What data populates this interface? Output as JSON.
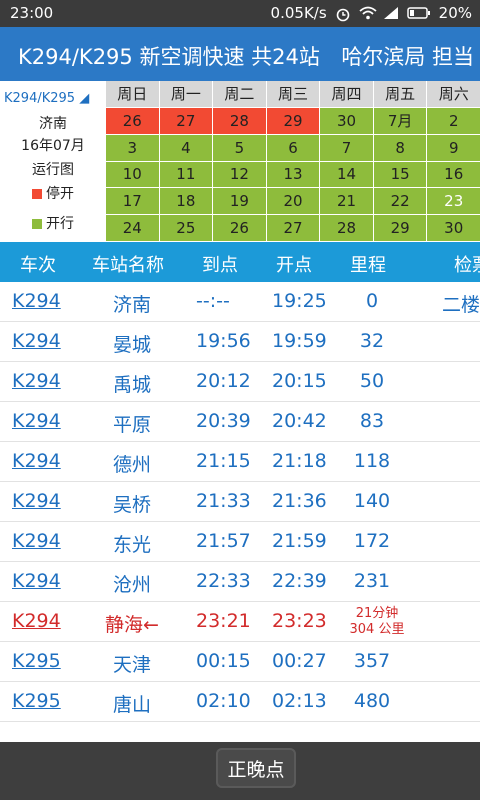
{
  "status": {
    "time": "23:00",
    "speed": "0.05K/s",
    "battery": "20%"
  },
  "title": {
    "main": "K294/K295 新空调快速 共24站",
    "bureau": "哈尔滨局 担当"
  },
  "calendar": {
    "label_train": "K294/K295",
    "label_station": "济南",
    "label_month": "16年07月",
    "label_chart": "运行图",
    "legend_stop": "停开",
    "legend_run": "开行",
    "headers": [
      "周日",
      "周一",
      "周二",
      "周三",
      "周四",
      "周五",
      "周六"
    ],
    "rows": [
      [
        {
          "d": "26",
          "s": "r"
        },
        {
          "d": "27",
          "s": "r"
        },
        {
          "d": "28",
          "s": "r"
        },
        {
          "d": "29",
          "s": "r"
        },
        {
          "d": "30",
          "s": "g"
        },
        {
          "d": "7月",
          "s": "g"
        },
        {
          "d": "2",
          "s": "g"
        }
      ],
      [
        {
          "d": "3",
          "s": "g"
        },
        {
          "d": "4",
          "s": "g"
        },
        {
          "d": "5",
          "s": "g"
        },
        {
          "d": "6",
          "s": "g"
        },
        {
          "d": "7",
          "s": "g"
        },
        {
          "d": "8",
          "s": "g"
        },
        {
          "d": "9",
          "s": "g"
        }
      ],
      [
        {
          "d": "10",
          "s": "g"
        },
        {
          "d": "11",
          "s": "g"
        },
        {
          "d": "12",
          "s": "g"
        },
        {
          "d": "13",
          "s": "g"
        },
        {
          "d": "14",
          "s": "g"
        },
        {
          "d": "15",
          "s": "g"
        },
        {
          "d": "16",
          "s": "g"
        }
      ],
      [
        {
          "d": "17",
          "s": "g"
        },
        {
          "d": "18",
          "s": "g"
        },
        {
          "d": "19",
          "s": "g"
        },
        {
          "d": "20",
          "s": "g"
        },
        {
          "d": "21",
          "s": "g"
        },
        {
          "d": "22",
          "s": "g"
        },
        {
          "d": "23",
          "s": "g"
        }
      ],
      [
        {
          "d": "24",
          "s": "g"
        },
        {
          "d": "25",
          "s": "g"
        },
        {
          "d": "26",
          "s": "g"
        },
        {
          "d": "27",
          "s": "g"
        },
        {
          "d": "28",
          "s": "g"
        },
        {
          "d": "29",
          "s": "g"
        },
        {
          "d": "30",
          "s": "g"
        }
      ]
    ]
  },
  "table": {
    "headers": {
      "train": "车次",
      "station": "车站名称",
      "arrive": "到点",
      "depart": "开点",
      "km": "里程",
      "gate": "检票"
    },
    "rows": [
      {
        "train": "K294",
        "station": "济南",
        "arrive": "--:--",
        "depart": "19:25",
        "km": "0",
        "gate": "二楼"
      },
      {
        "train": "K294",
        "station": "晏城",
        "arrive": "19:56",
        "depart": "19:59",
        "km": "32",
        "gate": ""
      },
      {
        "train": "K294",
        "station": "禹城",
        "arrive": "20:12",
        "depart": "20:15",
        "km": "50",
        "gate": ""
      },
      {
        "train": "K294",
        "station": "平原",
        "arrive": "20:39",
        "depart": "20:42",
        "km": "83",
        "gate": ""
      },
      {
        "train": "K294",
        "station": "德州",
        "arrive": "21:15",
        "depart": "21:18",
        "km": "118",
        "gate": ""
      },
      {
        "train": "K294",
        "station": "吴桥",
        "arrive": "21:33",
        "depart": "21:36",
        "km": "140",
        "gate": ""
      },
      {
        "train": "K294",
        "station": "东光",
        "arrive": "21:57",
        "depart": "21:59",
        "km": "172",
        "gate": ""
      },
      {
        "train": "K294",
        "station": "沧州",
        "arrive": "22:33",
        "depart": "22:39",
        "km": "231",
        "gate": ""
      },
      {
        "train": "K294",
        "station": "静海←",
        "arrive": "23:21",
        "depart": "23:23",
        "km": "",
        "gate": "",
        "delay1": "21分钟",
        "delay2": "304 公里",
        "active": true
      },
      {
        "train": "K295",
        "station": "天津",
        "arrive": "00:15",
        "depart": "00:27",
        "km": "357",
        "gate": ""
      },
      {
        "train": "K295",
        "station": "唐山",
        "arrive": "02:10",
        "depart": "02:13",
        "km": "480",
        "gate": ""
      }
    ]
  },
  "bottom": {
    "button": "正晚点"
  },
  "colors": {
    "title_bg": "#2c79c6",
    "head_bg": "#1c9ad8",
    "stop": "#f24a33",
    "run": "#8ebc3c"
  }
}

####################

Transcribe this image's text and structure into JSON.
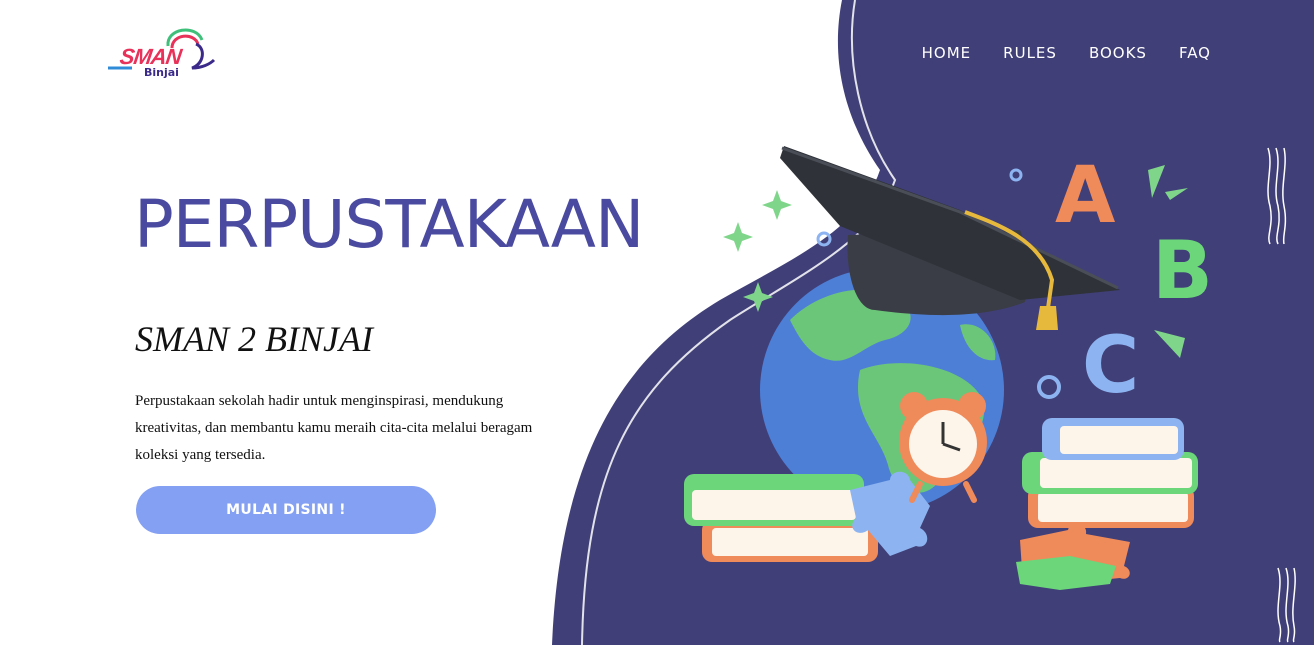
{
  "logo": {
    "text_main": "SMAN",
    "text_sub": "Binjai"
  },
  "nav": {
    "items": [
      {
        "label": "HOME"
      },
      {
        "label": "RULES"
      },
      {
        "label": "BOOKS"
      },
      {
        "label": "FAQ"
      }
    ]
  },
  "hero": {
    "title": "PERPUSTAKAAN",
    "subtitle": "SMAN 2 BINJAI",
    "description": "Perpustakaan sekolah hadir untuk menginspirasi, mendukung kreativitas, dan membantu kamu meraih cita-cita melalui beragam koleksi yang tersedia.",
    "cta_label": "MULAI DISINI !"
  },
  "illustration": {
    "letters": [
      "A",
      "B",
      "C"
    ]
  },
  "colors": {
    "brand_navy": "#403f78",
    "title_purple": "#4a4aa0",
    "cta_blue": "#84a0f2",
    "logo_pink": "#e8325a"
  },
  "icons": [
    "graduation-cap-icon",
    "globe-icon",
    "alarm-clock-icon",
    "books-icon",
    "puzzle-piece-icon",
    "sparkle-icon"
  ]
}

####################

• [SHORT TASK]: Search the entries for the word "arrive" and pick out every line that holds it.

• [RESPONSE TO THE EXERCISE]:
      "arrive": "到点",
        "arrive": "--:--",
        "arrive": "19:56",
        "arrive": "20:12",
        "arrive": "20:39",
        "arrive": "21:15",
        "arrive": "21:33",
        "arrive": "21:57",
        "arrive": "22:33",
        "arrive": "23:21",
        "arrive": "00:15",
        "arrive": "02:10",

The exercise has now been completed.